Extract provided>
______________________________
- Birth name: Eric Chapus
- Born: 1962 (age 62–63) Saint-Tropez, France
- Origin: Kuranda, Queensland, Australia
- Genres: Electronic, trip hop
- Occupation(s): Musician, producer, teacher
- Instrument(s): Keyboards, guitar
- Years active: 1984–present
- Labels: Sony/Epic
- Website: endorphinmusic.com

= Endorphin (band) =

Endorphin is the stage name of Eric Chapus (born ca. 1962, Saint-Tropez, France), an electronic act and music teacher. Since 1984 he has lived in Australia originally at Kuranda, where he started his musical career. He has released six studio albums, Embrace (1998), Skin (1999), AM:PM (2001), Seduction (2003), Shake It... (2004) and Soon After Silence (2007). At the ARIA Music Awards of 1998 Embrace was nominated for Best Dance Release. Skin reached No. 32 on the ARIA Albums Chart and at the related ARIA awards ceremony he was nominated for Best Male Artist. Endorphin teaches courses in Composition and Music Production at the Australian Institute of Music.

== Biography ==
Eric Chapus who performs as Endorphin was born in ca. 1962 and raised in Saint-Tropez, France. His parents separated when he was ten and at 13 he went to live with his father in Goa, India. He later recalled "I thought he was the coolest thing... he introduced me to lots of drugs at 13. We were living in the streets, living like beggars. It was really an eye-opener. We buried our passports and lived for one year like total vagrants. We took a lot of drugs, smoked a lot of hash and I had a bad experience with LSD."

In 1984 Chapus moved to Australia and settled in Kuranda where he started his music career. From mid-1980s to early 1990s he was in a variety of avant-garde groups including Godzila in the Mist, an industrial music band, which used "the noise of chainsaws and angle grinders." From 1996 he performed as a solo artist, Endorphin, and recorded two tracks, "Pacific" and "Relapse". The latter track was entered in the Unearthed talent competition run by national radio station, Triple J.
______________________________
Data>
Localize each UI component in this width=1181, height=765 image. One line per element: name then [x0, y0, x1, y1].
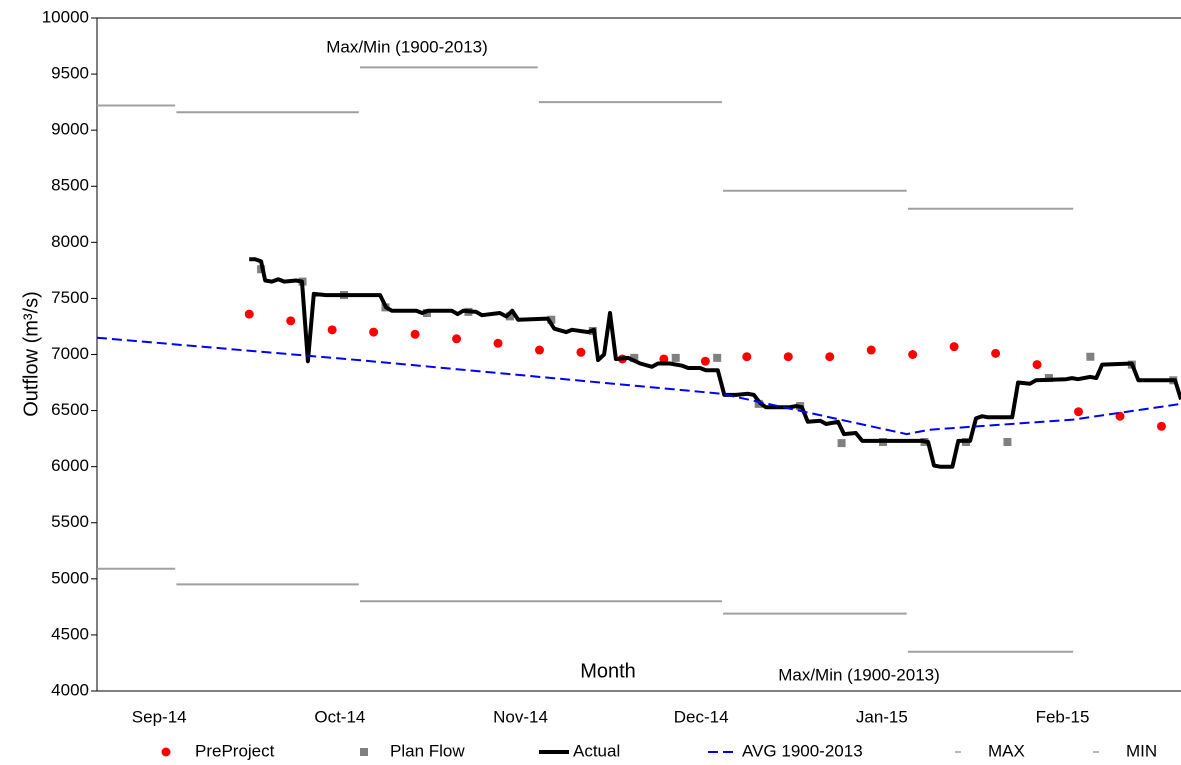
legend-label: PreProject: [195, 741, 275, 760]
series-line: [97, 567, 1074, 653]
x-tick-label: Nov-14: [493, 707, 548, 726]
data-point: [700, 356, 710, 366]
y-tick-label: 4500: [51, 624, 89, 643]
y-tick-label: 8000: [51, 232, 89, 251]
data-point: [713, 353, 722, 362]
x-tick-label: Jan-15: [856, 707, 908, 726]
y-tick-label: 6500: [51, 400, 89, 419]
annotation: Max/Min (1900-2013): [778, 665, 940, 684]
data-point: [244, 309, 254, 319]
data-point: [327, 325, 337, 335]
legend-label: MAX: [988, 741, 1025, 760]
y-tick-label: 7000: [51, 344, 89, 363]
y-tick-label: 4000: [51, 680, 89, 699]
data-point: [783, 352, 793, 362]
data-point: [505, 312, 514, 321]
y-tick-label: 6000: [51, 456, 89, 475]
y-tick-label: 8500: [51, 176, 89, 195]
data-point: [452, 334, 462, 344]
data-point: [547, 315, 556, 324]
data-point: [825, 352, 835, 362]
data-point: [742, 352, 752, 362]
y-axis-label: Outflow (m³/s): [20, 291, 42, 417]
y-tick-label: 10000: [42, 7, 89, 26]
data-point: [671, 353, 680, 362]
legend-label: MIN: [1126, 741, 1157, 760]
data-point: [493, 338, 503, 348]
data-point: [1032, 360, 1042, 370]
data-point: [1074, 407, 1084, 417]
series-line: [97, 66, 1074, 210]
legend-marker: [360, 748, 368, 756]
y-tick-label: 5000: [51, 568, 89, 587]
data-point: [1086, 352, 1095, 361]
x-tick-label: Sep-14: [132, 707, 187, 726]
data-point: [659, 354, 669, 364]
data-point: [1156, 421, 1166, 431]
annotation: Max/Min (1900-2013): [326, 37, 488, 56]
data-point: [1003, 437, 1012, 446]
x-axis-label: Month: [580, 660, 636, 682]
data-point: [576, 347, 586, 357]
y-tick-label: 7500: [51, 288, 89, 307]
data-point: [837, 439, 846, 448]
y-tick-label: 9000: [51, 120, 89, 139]
data-point: [908, 350, 918, 359]
data-point: [410, 329, 420, 339]
y-tick-label: 9500: [51, 64, 89, 83]
data-point: [866, 345, 876, 355]
data-point: [991, 348, 1001, 358]
series-line: [249, 257, 1181, 469]
x-tick-label: Oct-14: [314, 707, 365, 726]
data-point: [369, 327, 379, 337]
data-point: [630, 353, 639, 362]
series-line: [96, 336, 1181, 436]
data-point: [286, 316, 296, 326]
data-point: [949, 342, 959, 352]
legend-label: AVG 1900-2013: [742, 741, 863, 760]
legend-marker: [161, 747, 171, 757]
x-tick-label: Feb-15: [1036, 707, 1090, 726]
x-tick-label: Dec-14: [674, 707, 729, 726]
legend-label: Actual: [573, 741, 620, 760]
data-point: [534, 345, 544, 355]
y-tick-label: 5500: [51, 512, 89, 531]
legend-label: Plan Flow: [390, 741, 465, 760]
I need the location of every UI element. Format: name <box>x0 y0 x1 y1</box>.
______________________________
The request>
In the article on the musician Endorphin, which of his studio albums reached No. 32 on the ARIA Albums Chart?

Task result>
Skin